_Given problem_. Scan the records and identify every line in which the string "AVERAGE" occurs, then return those lines.

** BEGIN Provided material **

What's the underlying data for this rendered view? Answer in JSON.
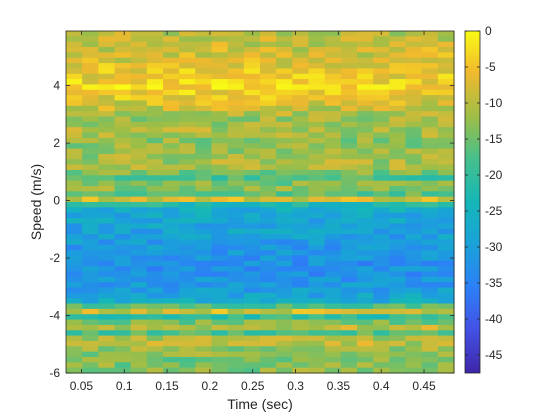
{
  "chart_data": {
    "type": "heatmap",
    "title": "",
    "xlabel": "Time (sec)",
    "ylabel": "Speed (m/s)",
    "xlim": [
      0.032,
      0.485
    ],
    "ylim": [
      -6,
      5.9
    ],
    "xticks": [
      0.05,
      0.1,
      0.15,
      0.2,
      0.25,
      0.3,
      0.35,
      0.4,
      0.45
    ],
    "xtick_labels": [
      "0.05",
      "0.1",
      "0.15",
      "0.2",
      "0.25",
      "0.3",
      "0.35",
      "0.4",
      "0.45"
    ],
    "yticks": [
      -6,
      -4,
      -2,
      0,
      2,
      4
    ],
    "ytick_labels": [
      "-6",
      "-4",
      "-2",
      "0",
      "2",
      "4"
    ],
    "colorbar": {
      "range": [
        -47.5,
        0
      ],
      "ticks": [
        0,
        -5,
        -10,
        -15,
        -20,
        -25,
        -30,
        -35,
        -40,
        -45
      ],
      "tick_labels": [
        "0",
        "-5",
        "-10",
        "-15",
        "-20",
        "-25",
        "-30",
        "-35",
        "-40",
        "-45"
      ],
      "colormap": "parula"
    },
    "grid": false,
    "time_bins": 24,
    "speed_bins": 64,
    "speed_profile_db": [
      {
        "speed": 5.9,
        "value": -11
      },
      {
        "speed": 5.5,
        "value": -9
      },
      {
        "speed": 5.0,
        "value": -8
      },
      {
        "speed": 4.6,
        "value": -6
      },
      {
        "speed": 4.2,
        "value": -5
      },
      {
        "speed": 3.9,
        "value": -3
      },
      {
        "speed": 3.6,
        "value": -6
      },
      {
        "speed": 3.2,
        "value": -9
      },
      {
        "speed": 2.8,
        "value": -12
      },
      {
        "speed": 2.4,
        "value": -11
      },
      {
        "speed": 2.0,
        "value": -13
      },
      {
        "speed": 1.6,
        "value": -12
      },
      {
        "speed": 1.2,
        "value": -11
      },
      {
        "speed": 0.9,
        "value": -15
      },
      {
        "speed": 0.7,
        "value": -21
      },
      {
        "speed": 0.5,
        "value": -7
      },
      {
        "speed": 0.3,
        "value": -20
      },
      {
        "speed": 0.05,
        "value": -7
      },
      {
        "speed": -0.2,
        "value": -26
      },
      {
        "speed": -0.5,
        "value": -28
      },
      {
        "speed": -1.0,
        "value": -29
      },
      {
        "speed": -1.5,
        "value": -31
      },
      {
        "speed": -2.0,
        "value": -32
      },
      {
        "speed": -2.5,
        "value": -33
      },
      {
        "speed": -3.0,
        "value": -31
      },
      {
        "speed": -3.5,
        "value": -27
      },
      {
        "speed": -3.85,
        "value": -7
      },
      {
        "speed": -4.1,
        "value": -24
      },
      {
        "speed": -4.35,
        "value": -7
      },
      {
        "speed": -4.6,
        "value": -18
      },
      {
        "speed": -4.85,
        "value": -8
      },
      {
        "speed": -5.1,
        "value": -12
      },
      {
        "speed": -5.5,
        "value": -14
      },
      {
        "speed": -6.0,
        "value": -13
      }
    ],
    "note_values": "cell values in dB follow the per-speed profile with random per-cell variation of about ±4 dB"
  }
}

** END Provided material **
** BEGIN Provided material **

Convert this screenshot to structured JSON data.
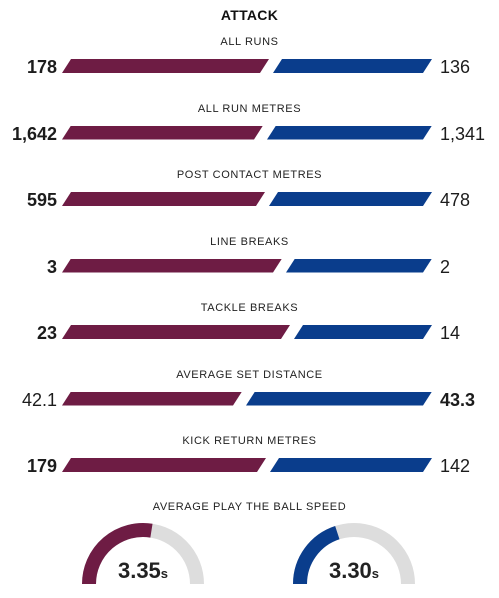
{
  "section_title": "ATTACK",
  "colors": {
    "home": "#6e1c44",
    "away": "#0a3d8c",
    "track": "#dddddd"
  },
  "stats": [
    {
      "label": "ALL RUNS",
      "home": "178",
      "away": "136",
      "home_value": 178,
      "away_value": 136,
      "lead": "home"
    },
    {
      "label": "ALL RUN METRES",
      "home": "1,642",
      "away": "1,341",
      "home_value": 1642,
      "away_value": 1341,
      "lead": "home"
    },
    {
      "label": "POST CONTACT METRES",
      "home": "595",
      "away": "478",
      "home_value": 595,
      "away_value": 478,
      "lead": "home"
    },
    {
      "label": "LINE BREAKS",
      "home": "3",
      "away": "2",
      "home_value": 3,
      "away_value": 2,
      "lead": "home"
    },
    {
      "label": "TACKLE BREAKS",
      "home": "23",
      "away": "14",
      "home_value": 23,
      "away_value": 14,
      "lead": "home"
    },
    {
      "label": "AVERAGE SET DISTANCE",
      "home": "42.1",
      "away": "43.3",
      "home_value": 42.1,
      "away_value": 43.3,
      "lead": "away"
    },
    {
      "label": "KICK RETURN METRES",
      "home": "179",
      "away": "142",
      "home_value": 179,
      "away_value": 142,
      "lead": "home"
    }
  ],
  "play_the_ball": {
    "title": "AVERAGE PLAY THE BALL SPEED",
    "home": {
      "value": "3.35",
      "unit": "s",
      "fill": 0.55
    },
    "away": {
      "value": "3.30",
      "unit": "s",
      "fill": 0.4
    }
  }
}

** END Provided material **
** BEGIN Provided material **

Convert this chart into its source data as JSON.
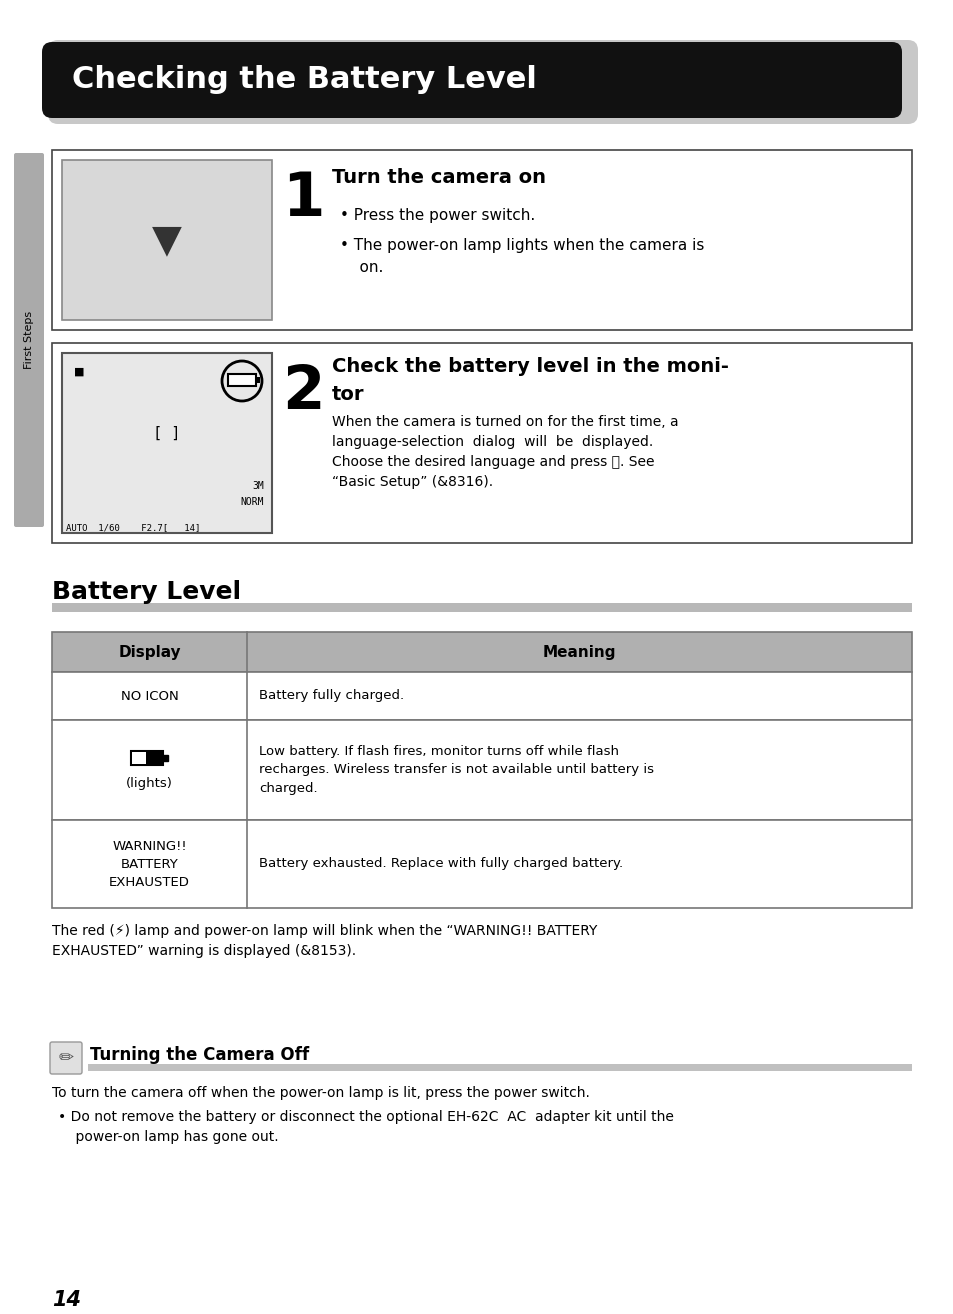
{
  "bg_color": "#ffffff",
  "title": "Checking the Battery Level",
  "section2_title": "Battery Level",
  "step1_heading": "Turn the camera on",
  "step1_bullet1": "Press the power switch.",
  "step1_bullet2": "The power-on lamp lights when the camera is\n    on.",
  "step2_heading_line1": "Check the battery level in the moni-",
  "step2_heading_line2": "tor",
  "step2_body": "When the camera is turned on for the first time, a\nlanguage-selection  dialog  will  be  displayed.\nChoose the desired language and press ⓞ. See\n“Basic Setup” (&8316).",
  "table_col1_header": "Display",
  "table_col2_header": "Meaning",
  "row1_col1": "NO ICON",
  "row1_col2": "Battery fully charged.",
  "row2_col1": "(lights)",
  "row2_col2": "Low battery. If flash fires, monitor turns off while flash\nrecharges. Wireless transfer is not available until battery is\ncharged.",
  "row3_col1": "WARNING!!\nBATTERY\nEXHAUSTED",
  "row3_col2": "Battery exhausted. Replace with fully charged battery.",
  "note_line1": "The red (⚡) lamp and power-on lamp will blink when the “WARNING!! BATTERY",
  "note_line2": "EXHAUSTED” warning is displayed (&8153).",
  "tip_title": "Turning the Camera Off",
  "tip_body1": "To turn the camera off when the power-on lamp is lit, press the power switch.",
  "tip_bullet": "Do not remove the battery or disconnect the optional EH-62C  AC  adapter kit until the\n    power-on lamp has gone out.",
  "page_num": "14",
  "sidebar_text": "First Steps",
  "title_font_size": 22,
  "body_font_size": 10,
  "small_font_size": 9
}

** END Provided material **

_Finished answer_.
      "label": "AVERAGE SET DISTANCE",
    "title": "AVERAGE PLAY THE BALL SPEED",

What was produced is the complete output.